Segment Start: Excerpted passage
- Nutritional Considerations: Increased AST levels may be associated with coronary artery disease (CAD). Nutritional therapy is recommended for the patient identified to be at risk for developing CAD or for individuals who have specific risk factors and/or existing medical conditions (e.g., elevated LDL cholesterol levels, other lipid disorders, insulin-dependent diabetes, insulin resistance, or metabolic syndrome). Other changeable risk factors warranting patient education include strategies to encourage patients, especially those who are overweight and with high blood pressure, to safely decrease sodium intake, achieve a normal weight, ensure regular participation in moderate aerobic physical activity three to four times per week, eliminate tobacco use, and adhere to a heart-healthy diet. If triglycerides also are elevated, the patient should be advised to eliminate or reduce alcohol. The 2013 Guideline on Lifestyle Management to Reduce Cardiovascular Risk published by the ACC and AHA in conjunction with the NHLBI recommends a “Mediterranean”-style diet rather than a low-fat diet. The new guideline emphasizes inclusion of vegetables, whole grains, fruits, low-fat dairy, nuts, legumes, and nontropical vegetable oils (e.g., olive, canola, peanut, sunflower, flaxseed) along with fish and lean poultry. A similar dietary pattern known as the DASH diet makes additional recommendations for the reduction of dietary sodium. Both dietary styles emphasize a reduction in consumption of red meats, which are high in saturated fats and cholesterol, and other foods containing sugar, saturated fats, trans fats, and sodium.
- Social and Cultural Considerations: Numerous studies point to the prevalence of excess body weight in American children and adolescents. Experts estimate that obesity is present in 25% of the population ages 6 to 11. The medical, social, and emotional consequences of excess body weight are significant. Special attention should be given to instructing the child and caregiver regarding health risks and weight-control education.
Segment End: Excerpted passage
▸ **Task description**: Continue the excerpted passage on patient considerations for elevated AST levels, starting after its last sentence.
Segment Start: Source information
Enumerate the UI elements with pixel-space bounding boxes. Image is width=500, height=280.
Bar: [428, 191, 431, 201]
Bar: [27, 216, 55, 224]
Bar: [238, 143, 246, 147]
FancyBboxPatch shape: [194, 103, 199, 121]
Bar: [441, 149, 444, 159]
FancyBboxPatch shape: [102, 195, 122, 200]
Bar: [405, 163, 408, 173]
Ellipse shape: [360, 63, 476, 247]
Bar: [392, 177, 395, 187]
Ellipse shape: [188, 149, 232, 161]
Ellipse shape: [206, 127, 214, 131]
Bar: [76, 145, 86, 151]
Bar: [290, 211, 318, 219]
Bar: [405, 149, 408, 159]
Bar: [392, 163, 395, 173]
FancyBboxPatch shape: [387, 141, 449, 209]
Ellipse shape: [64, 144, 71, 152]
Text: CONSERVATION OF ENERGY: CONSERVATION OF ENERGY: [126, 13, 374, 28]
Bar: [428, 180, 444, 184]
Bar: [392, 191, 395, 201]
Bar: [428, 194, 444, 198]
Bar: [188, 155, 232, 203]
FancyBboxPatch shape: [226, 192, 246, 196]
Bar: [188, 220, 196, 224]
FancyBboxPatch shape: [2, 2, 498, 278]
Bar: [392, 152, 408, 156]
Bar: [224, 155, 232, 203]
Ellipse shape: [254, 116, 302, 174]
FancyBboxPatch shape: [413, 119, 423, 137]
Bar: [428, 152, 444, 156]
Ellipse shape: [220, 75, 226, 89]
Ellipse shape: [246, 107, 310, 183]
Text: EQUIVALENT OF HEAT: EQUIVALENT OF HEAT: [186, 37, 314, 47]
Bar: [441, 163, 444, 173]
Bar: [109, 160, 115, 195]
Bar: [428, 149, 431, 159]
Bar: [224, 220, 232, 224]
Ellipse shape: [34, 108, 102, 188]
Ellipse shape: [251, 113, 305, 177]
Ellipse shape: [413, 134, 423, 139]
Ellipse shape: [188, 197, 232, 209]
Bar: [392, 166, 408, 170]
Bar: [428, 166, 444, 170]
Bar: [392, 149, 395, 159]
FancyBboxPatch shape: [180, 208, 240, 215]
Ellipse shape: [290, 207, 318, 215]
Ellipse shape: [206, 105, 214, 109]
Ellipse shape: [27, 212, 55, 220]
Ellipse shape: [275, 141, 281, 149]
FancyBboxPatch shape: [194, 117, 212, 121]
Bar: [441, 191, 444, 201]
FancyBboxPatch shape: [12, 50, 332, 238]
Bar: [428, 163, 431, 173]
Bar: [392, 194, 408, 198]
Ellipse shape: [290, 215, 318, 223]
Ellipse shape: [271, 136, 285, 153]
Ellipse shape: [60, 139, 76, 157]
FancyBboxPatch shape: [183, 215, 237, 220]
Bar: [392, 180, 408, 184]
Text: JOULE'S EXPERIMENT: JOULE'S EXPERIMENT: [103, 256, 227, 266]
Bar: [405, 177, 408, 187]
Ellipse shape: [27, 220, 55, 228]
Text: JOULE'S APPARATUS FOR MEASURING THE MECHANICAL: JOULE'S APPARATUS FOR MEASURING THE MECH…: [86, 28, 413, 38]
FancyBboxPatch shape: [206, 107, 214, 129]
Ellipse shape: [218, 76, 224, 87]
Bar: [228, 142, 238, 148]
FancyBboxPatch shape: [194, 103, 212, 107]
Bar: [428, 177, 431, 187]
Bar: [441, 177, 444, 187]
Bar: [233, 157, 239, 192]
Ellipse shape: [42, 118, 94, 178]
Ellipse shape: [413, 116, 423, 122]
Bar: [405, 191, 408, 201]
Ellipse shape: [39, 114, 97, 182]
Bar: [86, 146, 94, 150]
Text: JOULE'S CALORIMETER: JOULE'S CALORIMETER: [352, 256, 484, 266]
Segment End: Source information
▸ **Result of this exercise**:
- Recognize anxiety related to test results, and be supportive of fear of shortened life expectancy. Discuss the implications of abnormal test results on the patient’s lifestyle. Provide teaching and information regarding the clinical implications of the test results, as appropriate. Educate the patient regarding access to counseling services. Provide contact information, if desired, for the American Heart Association (www.americanheart.org) or the NHLBI (www.nhlbi.nih.gov).
- Instruct the patient to immediately report chest pain and changes in breathing pattern to the HCP.
- Reinforce information given by the patient’s HCP regarding further testing, treatment, or referral to another HCP. Answer any questions or address any concerns voiced by the patient or family.
- Depending on the results of this procedure, additional testing may be performed to evaluate or monitor progression of the disease process and determine the need for a change in therapy. Evaluate test results in relation to the patient’s symptoms and other tests performed.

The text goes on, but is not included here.